* **Input for this task**:
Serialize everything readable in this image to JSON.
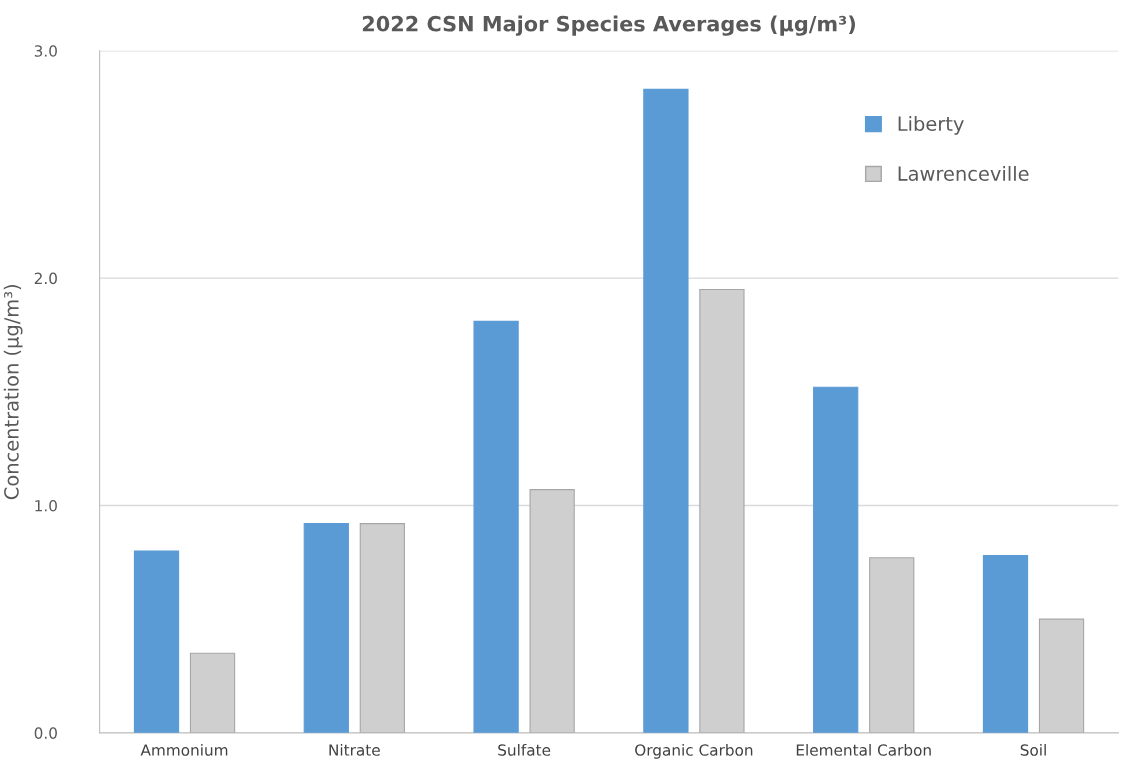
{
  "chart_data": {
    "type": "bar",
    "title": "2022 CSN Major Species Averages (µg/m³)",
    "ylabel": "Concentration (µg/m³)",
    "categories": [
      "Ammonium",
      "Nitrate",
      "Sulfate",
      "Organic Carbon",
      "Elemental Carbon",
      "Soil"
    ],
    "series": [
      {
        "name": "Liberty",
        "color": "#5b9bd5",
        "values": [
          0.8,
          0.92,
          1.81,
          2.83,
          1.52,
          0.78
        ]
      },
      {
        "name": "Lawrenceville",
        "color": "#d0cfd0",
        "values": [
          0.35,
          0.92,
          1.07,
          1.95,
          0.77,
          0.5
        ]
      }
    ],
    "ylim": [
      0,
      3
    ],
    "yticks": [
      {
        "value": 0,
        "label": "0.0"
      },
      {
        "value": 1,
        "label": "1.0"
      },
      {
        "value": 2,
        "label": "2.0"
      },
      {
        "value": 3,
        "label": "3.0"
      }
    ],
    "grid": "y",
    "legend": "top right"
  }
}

* **Short exercise**:
Drop the images and repeat the data exactly.

* **Output for this task**:
Serialize everything readable in this image to JSON.
{
  "chart_data": {
    "type": "bar",
    "title": "2022 CSN Major Species Averages (µg/m³)",
    "ylabel": "Concentration (µg/m³)",
    "categories": [
      "Ammonium",
      "Nitrate",
      "Sulfate",
      "Organic Carbon",
      "Elemental Carbon",
      "Soil"
    ],
    "series": [
      {
        "name": "Liberty",
        "color": "#5b9bd5",
        "values": [
          0.8,
          0.92,
          1.81,
          2.83,
          1.52,
          0.78
        ]
      },
      {
        "name": "Lawrenceville",
        "color": "#d0cfd0",
        "values": [
          0.35,
          0.92,
          1.07,
          1.95,
          0.77,
          0.5
        ]
      }
    ],
    "ylim": [
      0,
      3
    ],
    "yticks": [
      {
        "value": 0,
        "label": "0.0"
      },
      {
        "value": 1,
        "label": "1.0"
      },
      {
        "value": 2,
        "label": "2.0"
      },
      {
        "value": 3,
        "label": "3.0"
      }
    ],
    "grid": "y",
    "legend": "top right"
  }
}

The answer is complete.